Copy out every record below exactly as written, but leave out any pictures.
## START Available data
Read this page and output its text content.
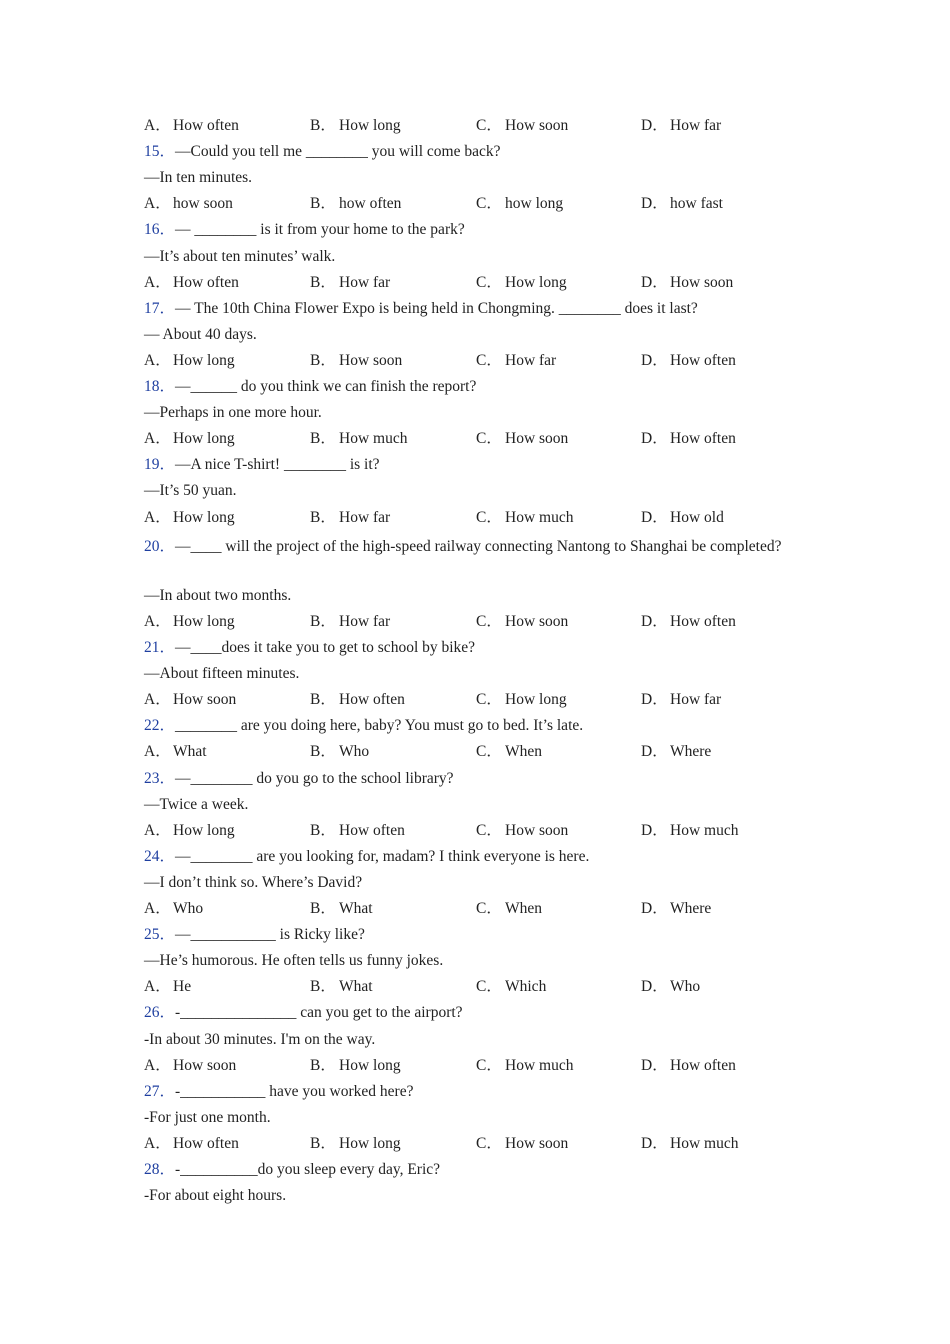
A． How often	B． How long	C． How soon	D． How far
15．—Could you tell me ________ you will come back?
—In ten minutes.
A． how soon	B． how often	C． how long	D． how fast
16．— ________ is it from your home to the park?
—It’s about ten minutes’ walk.
A． How often	B． How far	C． How long	D． How soon
17．— The 10th China Flower Expo is being held in Chongming. ________ does it last?
— About 40 days.
A． How long	B． How soon	C． How far	D． How often
18．—______ do you think we can finish the report?
—Perhaps in one more hour.
A． How long	B． How much	C． How soon	D． How often
19．—A nice T-shirt! ________ is it?
—It’s 50 yuan.
A． How long	B． How far	C． How much	D． How old
20．—____ will the project of the high-speed railway connecting Nantong to Shanghai be completed?
—In about two months.
A． How long	B． How far	C． How soon	D． How often
21．—____does it take you to get to school by bike?
—About fifteen minutes.
A． How soon	B． How often	C． How long	D． How far
22．________ are you doing here, baby? You must go to bed. It’s late.
A． What	B． Who	C． When	D． Where
23．—________ do you go to the school library?
—Twice a week.
A． How long	B． How often	C． How soon	D． How much
24．—________ are you looking for, madam? I think everyone is here.
—I don’t think so. Where’s David?
A． Who	B． What	C． When	D． Where
25．—___________ is Ricky like?
—He’s humorous. He often tells us funny jokes.
A． He	B． What	C． Which	D． Who
26．-_______________ can you get to the airport?
-In about 30 minutes. I'm on the way.
A． How soon	B． How long	C． How much	D． How often
27．-___________ have you worked here?
-For just one month.
A． How often	B． How long	C． How soon	D． How much
28．-__________do you sleep every day, Eric?
-For about eight hours.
## END Available data
▶ **Complete output**:
Read this page and output its text content.
A． How often	B． How long	C． How soon	D． How far
15．—Could you tell me ________ you will come back?
—In ten minutes.
A． how soon	B． how often	C． how long	D． how fast
16．— ________ is it from your home to the park?
—It’s about ten minutes’ walk.
A． How often	B． How far	C． How long	D． How soon
17．— The 10th China Flower Expo is being held in Chongming. ________ does it last?
— About 40 days.
A． How long	B． How soon	C． How far	D． How often
18．—______ do you think we can finish the report?
—Perhaps in one more hour.
A． How long	B． How much	C． How soon	D． How often
19．—A nice T-shirt! ________ is it?
—It’s 50 yuan.
A． How long	B． How far	C． How much	D． How old
20．—____ will the project of the high-speed railway connecting Nantong to Shanghai be completed?
—In about two months.
A． How long	B． How far	C． How soon	D． How often
21．—____does it take you to get to school by bike?
—About fifteen minutes.
A． How soon	B． How often	C． How long	D． How far
22．________ are you doing here, baby? You must go to bed. It’s late.
A． What	B． Who	C． When	D． Where
23．—________ do you go to the school library?
—Twice a week.
A． How long	B． How often	C． How soon	D． How much
24．—________ are you looking for, madam? I think everyone is here.
—I don’t think so. Where’s David?
A． Who	B． What	C． When	D． Where
25．—___________ is Ricky like?
—He’s humorous. He often tells us funny jokes.
A． He	B． What	C． Which	D． Who
26．-_______________ can you get to the airport?
-In about 30 minutes. I'm on the way.
A． How soon	B． How long	C． How much	D． How often
27．-___________ have you worked here?
-For just one month.
A． How often	B． How long	C． How soon	D． How much
28．-__________do you sleep every day, Eric?
-For about eight hours.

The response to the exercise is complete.